* [Aim of the exercise]:
Type out the records that follow, exactly as given.

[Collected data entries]
>>>

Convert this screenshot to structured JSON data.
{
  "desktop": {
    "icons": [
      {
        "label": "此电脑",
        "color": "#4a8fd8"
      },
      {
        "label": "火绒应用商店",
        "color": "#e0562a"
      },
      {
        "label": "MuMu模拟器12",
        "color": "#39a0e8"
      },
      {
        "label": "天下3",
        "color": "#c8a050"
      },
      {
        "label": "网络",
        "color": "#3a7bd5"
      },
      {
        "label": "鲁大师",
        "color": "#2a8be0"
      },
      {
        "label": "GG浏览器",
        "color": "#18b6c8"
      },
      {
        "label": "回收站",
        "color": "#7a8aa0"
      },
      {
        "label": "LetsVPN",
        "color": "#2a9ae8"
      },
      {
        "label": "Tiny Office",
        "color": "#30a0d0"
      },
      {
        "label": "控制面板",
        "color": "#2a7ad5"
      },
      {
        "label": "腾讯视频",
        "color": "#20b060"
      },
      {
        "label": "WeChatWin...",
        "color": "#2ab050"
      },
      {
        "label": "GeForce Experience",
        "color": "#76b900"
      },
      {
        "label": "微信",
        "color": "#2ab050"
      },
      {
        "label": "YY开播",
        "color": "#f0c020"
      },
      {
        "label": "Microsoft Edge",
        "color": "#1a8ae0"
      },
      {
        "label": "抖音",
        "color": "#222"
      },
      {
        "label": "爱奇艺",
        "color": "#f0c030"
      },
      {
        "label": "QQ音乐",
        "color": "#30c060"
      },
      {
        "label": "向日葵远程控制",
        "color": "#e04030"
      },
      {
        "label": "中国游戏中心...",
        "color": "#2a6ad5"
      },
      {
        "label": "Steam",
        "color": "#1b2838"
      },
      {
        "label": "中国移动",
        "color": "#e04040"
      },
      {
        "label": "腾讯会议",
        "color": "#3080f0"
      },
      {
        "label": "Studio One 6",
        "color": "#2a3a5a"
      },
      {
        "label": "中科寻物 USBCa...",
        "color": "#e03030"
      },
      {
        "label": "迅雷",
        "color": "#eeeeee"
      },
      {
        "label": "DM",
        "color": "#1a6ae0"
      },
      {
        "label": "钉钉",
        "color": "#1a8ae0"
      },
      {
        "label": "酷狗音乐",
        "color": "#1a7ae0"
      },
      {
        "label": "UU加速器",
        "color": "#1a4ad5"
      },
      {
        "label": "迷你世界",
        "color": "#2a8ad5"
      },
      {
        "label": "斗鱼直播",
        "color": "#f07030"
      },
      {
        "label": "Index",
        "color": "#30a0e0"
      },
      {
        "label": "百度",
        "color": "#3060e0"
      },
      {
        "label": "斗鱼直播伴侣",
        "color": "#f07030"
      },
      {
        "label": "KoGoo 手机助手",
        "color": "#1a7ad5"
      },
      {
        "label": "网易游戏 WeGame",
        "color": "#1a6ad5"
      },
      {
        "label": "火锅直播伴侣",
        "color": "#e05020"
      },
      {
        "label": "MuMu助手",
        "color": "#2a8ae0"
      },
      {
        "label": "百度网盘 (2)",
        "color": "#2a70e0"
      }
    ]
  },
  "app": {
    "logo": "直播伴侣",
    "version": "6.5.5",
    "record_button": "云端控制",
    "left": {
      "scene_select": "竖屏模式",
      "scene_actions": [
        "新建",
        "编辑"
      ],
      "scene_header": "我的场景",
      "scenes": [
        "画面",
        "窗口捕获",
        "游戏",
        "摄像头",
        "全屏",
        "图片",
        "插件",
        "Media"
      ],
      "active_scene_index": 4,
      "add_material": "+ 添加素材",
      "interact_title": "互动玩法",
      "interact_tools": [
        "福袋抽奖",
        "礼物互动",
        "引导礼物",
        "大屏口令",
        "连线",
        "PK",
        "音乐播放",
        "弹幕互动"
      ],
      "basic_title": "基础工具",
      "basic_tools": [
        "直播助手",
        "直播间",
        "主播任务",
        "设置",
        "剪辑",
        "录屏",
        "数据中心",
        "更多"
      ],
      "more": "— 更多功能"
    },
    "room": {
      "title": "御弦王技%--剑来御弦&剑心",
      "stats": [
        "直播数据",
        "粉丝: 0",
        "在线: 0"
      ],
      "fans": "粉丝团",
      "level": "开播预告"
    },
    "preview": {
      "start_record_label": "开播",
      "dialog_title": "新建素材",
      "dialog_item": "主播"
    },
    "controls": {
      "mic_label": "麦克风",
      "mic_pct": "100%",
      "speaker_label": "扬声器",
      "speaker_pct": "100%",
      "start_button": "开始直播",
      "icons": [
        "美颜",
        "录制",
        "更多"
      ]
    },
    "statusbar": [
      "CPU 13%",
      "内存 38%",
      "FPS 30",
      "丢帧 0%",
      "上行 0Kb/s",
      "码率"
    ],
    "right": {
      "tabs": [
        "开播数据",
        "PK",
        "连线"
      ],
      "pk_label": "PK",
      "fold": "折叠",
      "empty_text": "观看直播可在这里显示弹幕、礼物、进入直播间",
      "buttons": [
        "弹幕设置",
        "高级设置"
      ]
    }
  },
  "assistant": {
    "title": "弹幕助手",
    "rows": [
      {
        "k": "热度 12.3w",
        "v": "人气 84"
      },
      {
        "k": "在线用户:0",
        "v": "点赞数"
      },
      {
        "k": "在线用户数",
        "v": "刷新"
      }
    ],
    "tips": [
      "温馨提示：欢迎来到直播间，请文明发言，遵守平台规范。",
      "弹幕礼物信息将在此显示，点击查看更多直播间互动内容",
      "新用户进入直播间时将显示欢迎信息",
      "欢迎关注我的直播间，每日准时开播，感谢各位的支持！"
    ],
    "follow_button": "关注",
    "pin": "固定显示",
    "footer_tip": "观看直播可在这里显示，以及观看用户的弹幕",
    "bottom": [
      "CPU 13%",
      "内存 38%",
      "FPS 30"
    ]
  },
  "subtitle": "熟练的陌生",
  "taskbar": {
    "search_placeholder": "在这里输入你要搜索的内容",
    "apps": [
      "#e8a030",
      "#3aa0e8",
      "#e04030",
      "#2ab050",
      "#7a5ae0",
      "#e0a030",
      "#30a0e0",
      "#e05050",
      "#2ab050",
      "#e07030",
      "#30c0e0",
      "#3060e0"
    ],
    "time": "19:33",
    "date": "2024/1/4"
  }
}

<<<

* [Exercise solution]:
Convert this screenshot to structured JSON data.
{
  "desktop": {
    "icons": [
      {
        "label": "此电脑",
        "color": "#4a8fd8"
      },
      {
        "label": "火绒应用商店",
        "color": "#e0562a"
      },
      {
        "label": "MuMu模拟器12",
        "color": "#39a0e8"
      },
      {
        "label": "天下3",
        "color": "#c8a050"
      },
      {
        "label": "网络",
        "color": "#3a7bd5"
      },
      {
        "label": "鲁大师",
        "color": "#2a8be0"
      },
      {
        "label": "GG浏览器",
        "color": "#18b6c8"
      },
      {
        "label": "回收站",
        "color": "#7a8aa0"
      },
      {
        "label": "LetsVPN",
        "color": "#2a9ae8"
      },
      {
        "label": "Tiny Office",
        "color": "#30a0d0"
      },
      {
        "label": "控制面板",
        "color": "#2a7ad5"
      },
      {
        "label": "腾讯视频",
        "color": "#20b060"
      },
      {
        "label": "WeChatWin...",
        "color": "#2ab050"
      },
      {
        "label": "GeForce Experience",
        "color": "#76b900"
      },
      {
        "label": "微信",
        "color": "#2ab050"
      },
      {
        "label": "YY开播",
        "color": "#f0c020"
      },
      {
        "label": "Microsoft Edge",
        "color": "#1a8ae0"
      },
      {
        "label": "抖音",
        "color": "#222"
      },
      {
        "label": "爱奇艺",
        "color": "#f0c030"
      },
      {
        "label": "QQ音乐",
        "color": "#30c060"
      },
      {
        "label": "向日葵远程控制",
        "color": "#e04030"
      },
      {
        "label": "中国游戏中心...",
        "color": "#2a6ad5"
      },
      {
        "label": "Steam",
        "color": "#1b2838"
      },
      {
        "label": "中国移动",
        "color": "#e04040"
      },
      {
        "label": "腾讯会议",
        "color": "#3080f0"
      },
      {
        "label": "Studio One 6",
        "color": "#2a3a5a"
      },
      {
        "label": "中科寻物 USBCa...",
        "color": "#e03030"
      },
      {
        "label": "迅雷",
        "color": "#eeeeee"
      },
      {
        "label": "DM",
        "color": "#1a6ae0"
      },
      {
        "label": "钉钉",
        "color": "#1a8ae0"
      },
      {
        "label": "酷狗音乐",
        "color": "#1a7ae0"
      },
      {
        "label": "UU加速器",
        "color": "#1a4ad5"
      },
      {
        "label": "迷你世界",
        "color": "#2a8ad5"
      },
      {
        "label": "斗鱼直播",
        "color": "#f07030"
      },
      {
        "label": "Index",
        "color": "#30a0e0"
      },
      {
        "label": "百度",
        "color": "#3060e0"
      },
      {
        "label": "斗鱼直播伴侣",
        "color": "#f07030"
      },
      {
        "label": "KoGoo 手机助手",
        "color": "#1a7ad5"
      },
      {
        "label": "网易游戏 WeGame",
        "color": "#1a6ad5"
      },
      {
        "label": "火锅直播伴侣",
        "color": "#e05020"
      },
      {
        "label": "MuMu助手",
        "color": "#2a8ae0"
      },
      {
        "label": "百度网盘 (2)",
        "color": "#2a70e0"
      }
    ]
  },
  "app": {
    "logo": "直播伴侣",
    "version": "6.5.5",
    "record_button": "云端控制",
    "left": {
      "scene_select": "竖屏模式",
      "scene_actions": [
        "新建",
        "编辑"
      ],
      "scene_header": "我的场景",
      "scenes": [
        "画面",
        "窗口捕获",
        "游戏",
        "摄像头",
        "全屏",
        "图片",
        "插件",
        "Media"
      ],
      "active_scene_index": 4,
      "add_material": "+ 添加素材",
      "interact_title": "互动玩法",
      "interact_tools": [
        "福袋抽奖",
        "礼物互动",
        "引导礼物",
        "大屏口令",
        "连线",
        "PK",
        "音乐播放",
        "弹幕互动"
      ],
      "basic_title": "基础工具",
      "basic_tools": [
        "直播助手",
        "直播间",
        "主播任务",
        "设置",
        "剪辑",
        "录屏",
        "数据中心",
        "更多"
      ],
      "more": "— 更多功能"
    },
    "room": {
      "title": "御弦王技%--剑来御弦&剑心",
      "stats": [
        "直播数据",
        "粉丝: 0",
        "在线: 0"
      ],
      "fans": "粉丝团",
      "level": "开播预告"
    },
    "preview": {
      "start_record_label": "开播",
      "dialog_title": "新建素材",
      "dialog_item": "主播"
    },
    "controls": {
      "mic_label": "麦克风",
      "mic_pct": "100%",
      "speaker_label": "扬声器",
      "speaker_pct": "100%",
      "start_button": "开始直播",
      "icons": [
        "美颜",
        "录制",
        "更多"
      ]
    },
    "statusbar": [
      "CPU 13%",
      "内存 38%",
      "FPS 30",
      "丢帧 0%",
      "上行 0Kb/s",
      "码率"
    ],
    "right": {
      "tabs": [
        "开播数据",
        "PK",
        "连线"
      ],
      "pk_label": "PK",
      "fold": "折叠",
      "empty_text": "观看直播可在这里显示弹幕、礼物、进入直播间",
      "buttons": [
        "弹幕设置",
        "高级设置"
      ]
    }
  },
  "assistant": {
    "title": "弹幕助手",
    "rows": [
      {
        "k": "热度 12.3w",
        "v": "人气 84"
      },
      {
        "k": "在线用户:0",
        "v": "点赞数"
      },
      {
        "k": "在线用户数",
        "v": "刷新"
      }
    ],
    "tips": [
      "温馨提示：欢迎来到直播间，请文明发言，遵守平台规范。",
      "弹幕礼物信息将在此显示，点击查看更多直播间互动内容",
      "新用户进入直播间时将显示欢迎信息",
      "欢迎关注我的直播间，每日准时开播，感谢各位的支持！"
    ],
    "follow_button": "关注",
    "pin": "固定显示",
    "footer_tip": "观看直播可在这里显示，以及观看用户的弹幕",
    "bottom": [
      "CPU 13%",
      "内存 38%",
      "FPS 30"
    ]
  },
  "subtitle": "熟练的陌生",
  "taskbar": {
    "search_placeholder": "在这里输入你要搜索的内容",
    "apps": [
      "#e8a030",
      "#3aa0e8",
      "#e04030",
      "#2ab050",
      "#7a5ae0",
      "#e0a030",
      "#30a0e0",
      "#e05050",
      "#2ab050",
      "#e07030",
      "#30c0e0",
      "#3060e0"
    ],
    "time": "19:33",
    "date": "2024/1/4"
  }
}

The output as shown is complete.